» **Task prompt**: Select and copy out every line in the records containing "text".

» **Task input**:
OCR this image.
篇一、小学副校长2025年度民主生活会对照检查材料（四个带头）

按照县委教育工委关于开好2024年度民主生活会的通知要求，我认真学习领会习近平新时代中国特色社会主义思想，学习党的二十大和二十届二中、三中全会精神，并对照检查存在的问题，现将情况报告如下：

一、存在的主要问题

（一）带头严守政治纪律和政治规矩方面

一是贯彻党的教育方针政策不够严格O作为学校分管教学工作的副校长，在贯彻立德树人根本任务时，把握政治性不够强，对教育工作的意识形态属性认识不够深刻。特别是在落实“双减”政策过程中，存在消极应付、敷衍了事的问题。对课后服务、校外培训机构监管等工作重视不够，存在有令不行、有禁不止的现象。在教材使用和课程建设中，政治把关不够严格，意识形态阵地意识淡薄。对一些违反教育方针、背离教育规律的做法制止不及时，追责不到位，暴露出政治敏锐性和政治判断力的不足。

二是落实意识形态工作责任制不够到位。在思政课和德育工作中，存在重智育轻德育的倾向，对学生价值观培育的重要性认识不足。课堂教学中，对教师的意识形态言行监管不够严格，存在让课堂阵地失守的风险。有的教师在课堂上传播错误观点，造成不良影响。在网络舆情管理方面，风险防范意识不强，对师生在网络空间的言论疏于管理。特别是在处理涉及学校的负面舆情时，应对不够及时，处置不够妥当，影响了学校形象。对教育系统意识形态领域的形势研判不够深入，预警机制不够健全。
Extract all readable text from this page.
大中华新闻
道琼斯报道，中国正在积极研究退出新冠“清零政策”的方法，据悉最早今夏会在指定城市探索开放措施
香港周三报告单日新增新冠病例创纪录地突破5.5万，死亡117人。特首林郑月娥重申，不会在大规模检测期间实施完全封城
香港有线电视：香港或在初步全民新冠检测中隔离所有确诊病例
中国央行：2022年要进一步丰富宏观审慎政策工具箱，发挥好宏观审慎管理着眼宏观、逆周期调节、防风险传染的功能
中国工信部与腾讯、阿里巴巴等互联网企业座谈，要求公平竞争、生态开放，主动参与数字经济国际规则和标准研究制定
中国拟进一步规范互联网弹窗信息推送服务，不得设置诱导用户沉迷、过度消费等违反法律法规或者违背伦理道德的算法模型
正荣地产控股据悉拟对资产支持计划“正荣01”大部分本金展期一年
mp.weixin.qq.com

* * *

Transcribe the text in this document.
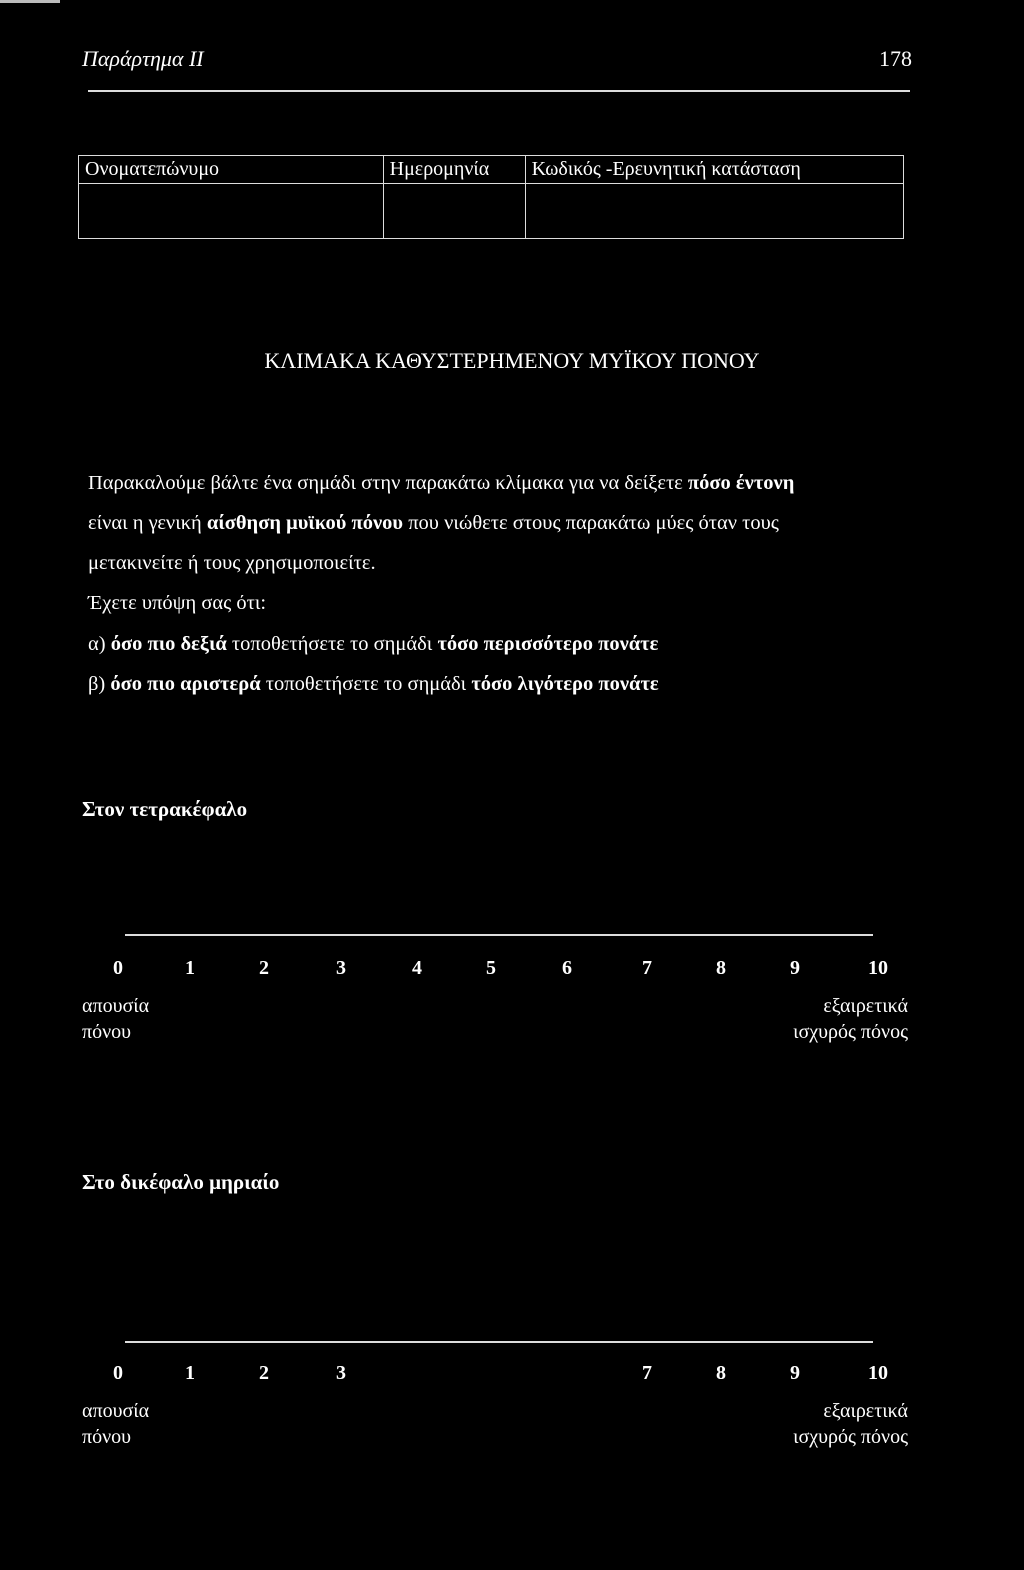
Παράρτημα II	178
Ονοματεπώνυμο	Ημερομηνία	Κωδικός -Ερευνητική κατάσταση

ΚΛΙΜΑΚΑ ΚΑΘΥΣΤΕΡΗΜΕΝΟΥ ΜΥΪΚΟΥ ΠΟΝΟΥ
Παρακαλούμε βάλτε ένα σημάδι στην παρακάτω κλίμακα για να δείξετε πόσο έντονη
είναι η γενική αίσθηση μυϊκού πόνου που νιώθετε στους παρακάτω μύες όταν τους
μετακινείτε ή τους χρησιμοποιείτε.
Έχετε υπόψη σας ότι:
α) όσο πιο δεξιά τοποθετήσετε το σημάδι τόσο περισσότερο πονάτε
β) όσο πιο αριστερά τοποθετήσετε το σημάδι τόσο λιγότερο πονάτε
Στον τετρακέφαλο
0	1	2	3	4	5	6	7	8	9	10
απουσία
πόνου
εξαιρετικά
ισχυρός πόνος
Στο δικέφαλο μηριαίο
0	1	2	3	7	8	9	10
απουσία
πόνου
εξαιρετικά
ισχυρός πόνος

» **Result for this task**:
Extract all readable text from this page.
Transcribe the text in this document.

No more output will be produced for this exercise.